Examine the entries and show every line in which the word "this" is found.
— BEGIN —
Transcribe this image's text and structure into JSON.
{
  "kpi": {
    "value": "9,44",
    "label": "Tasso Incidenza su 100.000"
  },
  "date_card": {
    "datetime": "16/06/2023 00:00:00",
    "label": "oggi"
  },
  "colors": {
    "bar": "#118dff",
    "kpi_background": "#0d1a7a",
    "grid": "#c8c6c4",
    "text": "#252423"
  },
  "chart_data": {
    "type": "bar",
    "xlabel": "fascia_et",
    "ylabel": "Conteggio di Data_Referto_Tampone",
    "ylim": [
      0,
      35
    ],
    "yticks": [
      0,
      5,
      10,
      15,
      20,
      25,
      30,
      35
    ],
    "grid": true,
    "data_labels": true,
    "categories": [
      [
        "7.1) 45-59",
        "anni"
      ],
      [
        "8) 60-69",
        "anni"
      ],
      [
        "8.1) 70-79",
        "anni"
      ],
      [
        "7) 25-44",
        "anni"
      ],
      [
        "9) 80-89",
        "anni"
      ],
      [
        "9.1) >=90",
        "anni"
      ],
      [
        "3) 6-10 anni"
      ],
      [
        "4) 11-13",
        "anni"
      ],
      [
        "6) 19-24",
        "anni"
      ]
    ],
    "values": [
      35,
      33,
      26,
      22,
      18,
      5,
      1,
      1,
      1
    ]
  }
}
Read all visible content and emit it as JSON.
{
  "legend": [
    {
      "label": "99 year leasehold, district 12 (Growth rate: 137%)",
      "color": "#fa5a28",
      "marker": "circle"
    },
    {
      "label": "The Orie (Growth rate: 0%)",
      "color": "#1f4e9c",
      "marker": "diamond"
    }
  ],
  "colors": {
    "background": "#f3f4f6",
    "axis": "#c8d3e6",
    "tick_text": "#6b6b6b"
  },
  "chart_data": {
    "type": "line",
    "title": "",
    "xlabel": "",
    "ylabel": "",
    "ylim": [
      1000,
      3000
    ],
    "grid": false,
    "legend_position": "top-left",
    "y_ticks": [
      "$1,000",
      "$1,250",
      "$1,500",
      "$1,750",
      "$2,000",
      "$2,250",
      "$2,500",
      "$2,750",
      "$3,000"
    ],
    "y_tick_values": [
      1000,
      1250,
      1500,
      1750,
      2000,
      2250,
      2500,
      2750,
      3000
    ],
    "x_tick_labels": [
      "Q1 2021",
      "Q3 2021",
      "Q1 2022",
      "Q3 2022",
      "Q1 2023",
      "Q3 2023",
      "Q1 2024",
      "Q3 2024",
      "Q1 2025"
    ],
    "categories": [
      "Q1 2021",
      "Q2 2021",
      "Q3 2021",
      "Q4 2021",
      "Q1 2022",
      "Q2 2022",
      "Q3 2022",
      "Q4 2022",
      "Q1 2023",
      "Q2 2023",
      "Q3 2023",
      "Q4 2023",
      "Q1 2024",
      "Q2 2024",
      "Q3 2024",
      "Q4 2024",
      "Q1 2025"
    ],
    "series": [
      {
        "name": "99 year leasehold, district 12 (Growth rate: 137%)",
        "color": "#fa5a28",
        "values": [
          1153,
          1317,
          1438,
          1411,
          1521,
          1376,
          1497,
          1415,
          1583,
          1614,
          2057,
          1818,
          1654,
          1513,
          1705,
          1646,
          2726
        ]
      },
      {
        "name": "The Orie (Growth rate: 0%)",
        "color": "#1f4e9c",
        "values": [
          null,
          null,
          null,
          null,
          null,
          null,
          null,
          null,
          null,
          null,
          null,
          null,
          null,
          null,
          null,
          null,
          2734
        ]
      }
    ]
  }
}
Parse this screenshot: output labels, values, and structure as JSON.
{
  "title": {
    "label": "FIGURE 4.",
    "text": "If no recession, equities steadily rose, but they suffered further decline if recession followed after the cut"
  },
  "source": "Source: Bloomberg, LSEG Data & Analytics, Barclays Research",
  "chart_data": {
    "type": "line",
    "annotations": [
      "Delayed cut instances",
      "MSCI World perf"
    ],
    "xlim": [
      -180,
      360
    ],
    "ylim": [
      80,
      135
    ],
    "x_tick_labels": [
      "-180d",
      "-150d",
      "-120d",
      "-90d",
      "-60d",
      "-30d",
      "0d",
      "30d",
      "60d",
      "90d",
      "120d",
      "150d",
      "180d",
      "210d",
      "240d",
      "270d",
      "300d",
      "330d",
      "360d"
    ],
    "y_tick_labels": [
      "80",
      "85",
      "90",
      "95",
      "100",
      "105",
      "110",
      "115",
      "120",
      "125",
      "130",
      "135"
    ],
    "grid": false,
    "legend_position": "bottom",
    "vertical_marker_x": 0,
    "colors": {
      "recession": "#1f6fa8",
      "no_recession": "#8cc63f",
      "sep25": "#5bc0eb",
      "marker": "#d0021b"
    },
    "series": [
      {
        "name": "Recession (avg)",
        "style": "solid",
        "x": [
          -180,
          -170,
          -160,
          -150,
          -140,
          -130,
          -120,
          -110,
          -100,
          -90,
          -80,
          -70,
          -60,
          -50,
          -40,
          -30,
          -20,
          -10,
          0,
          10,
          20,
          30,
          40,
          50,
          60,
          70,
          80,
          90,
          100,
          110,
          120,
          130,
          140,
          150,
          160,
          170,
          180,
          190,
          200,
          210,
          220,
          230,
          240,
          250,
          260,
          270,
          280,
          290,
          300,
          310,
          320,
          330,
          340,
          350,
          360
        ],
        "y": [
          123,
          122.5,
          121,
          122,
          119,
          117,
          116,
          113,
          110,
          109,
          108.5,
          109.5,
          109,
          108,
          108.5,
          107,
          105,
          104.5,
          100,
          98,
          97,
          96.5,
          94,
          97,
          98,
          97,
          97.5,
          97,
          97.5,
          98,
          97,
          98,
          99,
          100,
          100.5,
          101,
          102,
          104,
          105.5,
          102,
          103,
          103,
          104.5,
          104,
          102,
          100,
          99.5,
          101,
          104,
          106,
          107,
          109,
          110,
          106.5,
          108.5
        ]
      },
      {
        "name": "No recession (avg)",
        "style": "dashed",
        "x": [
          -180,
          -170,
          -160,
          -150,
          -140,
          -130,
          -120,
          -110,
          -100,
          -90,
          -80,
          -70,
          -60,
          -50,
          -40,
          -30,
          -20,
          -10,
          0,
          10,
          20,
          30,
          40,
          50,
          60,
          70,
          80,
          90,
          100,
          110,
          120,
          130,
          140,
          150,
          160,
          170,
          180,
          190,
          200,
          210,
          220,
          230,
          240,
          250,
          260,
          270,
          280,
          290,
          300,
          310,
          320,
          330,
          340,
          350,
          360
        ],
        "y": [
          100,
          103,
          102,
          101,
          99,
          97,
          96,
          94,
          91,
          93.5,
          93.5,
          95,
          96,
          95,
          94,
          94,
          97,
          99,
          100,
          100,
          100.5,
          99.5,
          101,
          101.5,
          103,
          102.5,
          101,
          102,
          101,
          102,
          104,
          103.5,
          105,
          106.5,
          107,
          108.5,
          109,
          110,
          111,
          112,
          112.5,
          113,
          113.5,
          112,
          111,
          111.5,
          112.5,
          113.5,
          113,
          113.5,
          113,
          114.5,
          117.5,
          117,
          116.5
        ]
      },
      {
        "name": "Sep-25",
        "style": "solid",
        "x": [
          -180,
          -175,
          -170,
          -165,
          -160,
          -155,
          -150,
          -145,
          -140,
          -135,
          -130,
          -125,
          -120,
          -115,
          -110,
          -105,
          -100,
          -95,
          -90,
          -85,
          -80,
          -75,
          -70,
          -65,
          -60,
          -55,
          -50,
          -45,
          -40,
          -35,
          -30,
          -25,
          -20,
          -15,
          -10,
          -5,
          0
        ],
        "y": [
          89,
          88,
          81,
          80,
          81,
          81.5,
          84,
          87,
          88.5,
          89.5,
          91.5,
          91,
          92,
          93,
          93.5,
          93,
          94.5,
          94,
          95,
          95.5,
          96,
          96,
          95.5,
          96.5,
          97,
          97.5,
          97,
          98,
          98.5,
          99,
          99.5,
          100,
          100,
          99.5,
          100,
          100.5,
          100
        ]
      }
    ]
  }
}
— END —
• [PROBLEM SOLUTION]:
Transcribe this image's text and structure into JSON.
Parse this screenshot: output labels, values, and structure as JSON.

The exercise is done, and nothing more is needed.